Copy the data exactly; pictures stay out of the copy.

Items from a data source:
• • • • • • •
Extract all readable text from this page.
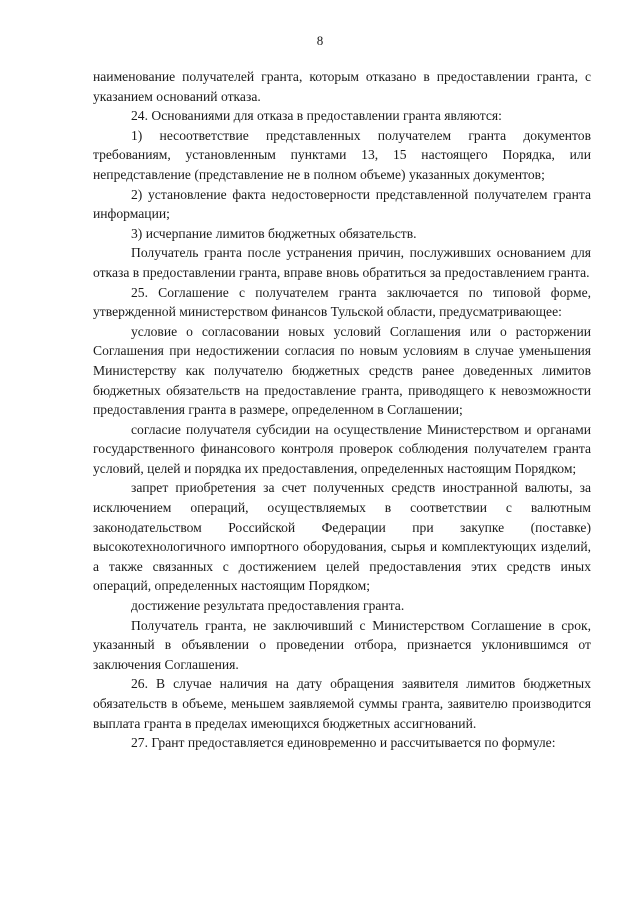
8

наименование получателей гранта, которым отказано в предоставлении гранта, с указанием оснований отказа.

24. Основаниями для отказа в предоставлении гранта являются:

1) несоответствие представленных получателем гранта документов требованиям, установленным пунктами 13, 15 настоящего Порядка, или непредставление (представление не в полном объеме) указанных документов;

2) установление факта недостоверности представленной получателем гранта информации;

3) исчерпание лимитов бюджетных обязательств.

Получатель гранта после устранения причин, послуживших основанием для отказа в предоставлении гранта, вправе вновь обратиться за предоставлением гранта.

25. Соглашение с получателем гранта заключается по типовой форме, утвержденной министерством финансов Тульской области, предусматривающее:

условие о согласовании новых условий Соглашения или о расторжении Соглашения при недостижении согласия по новым условиям в случае уменьшения Министерству как получателю бюджетных средств ранее доведенных лимитов бюджетных обязательств на предоставление гранта, приводящего к невозможности предоставления гранта в размере, определенном в Соглашении;

согласие получателя субсидии на осуществление Министерством и органами государственного финансового контроля проверок соблюдения получателем гранта условий, целей и порядка их предоставления, определенных настоящим Порядком;

запрет приобретения за счет полученных средств иностранной валюты, за исключением операций, осуществляемых в соответствии с валютным законодательством Российской Федерации при закупке (поставке) высокотехнологичного импортного оборудования, сырья и комплектующих изделий, а также связанных с достижением целей предоставления этих средств иных операций, определенных настоящим Порядком;

достижение результата предоставления гранта.

Получатель гранта, не заключивший с Министерством Соглашение в срок, указанный в объявлении о проведении отбора, признается уклонившимся от заключения Соглашения.

26. В случае наличия на дату обращения заявителя лимитов бюджетных обязательств в объеме, меньшем заявляемой суммы гранта, заявителю производится выплата гранта в пределах имеющихся бюджетных ассигнований.

27. Грант предоставляется единовременно и рассчитывается по формуле:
• • • • • • •
EXERCISE RESULT:
Extract all readable text from this page.
8

наименование получателей гранта, которым отказано в предоставлении гранта, с указанием оснований отказа.

24. Основаниями для отказа в предоставлении гранта являются:

1) несоответствие представленных получателем гранта документов требованиям, установленным пунктами 13, 15 настоящего Порядка, или непредставление (представление не в полном объеме) указанных документов;

2) установление факта недостоверности представленной получателем гранта информации;

3) исчерпание лимитов бюджетных обязательств.

Получатель гранта после устранения причин, послуживших основанием для отказа в предоставлении гранта, вправе вновь обратиться за предоставлением гранта.

25. Соглашение с получателем гранта заключается по типовой форме, утвержденной министерством финансов Тульской области, предусматривающее:

условие о согласовании новых условий Соглашения или о расторжении Соглашения при недостижении согласия по новым условиям в случае уменьшения Министерству как получателю бюджетных средств ранее доведенных лимитов бюджетных обязательств на предоставление гранта, приводящего к невозможности предоставления гранта в размере, определенном в Соглашении;

согласие получателя субсидии на осуществление Министерством и органами государственного финансового контроля проверок соблюдения получателем гранта условий, целей и порядка их предоставления, определенных настоящим Порядком;

запрет приобретения за счет полученных средств иностранной валюты, за исключением операций, осуществляемых в соответствии с валютным законодательством Российской Федерации при закупке (поставке) высокотехнологичного импортного оборудования, сырья и комплектующих изделий, а также связанных с достижением целей предоставления этих средств иных операций, определенных настоящим Порядком;

достижение результата предоставления гранта.

Получатель гранта, не заключивший с Министерством Соглашение в срок, указанный в объявлении о проведении отбора, признается уклонившимся от заключения Соглашения.

26. В случае наличия на дату обращения заявителя лимитов бюджетных обязательств в объеме, меньшем заявляемой суммы гранта, заявителю производится выплата гранта в пределах имеющихся бюджетных ассигнований.

27. Грант предоставляется единовременно и рассчитывается по формуле:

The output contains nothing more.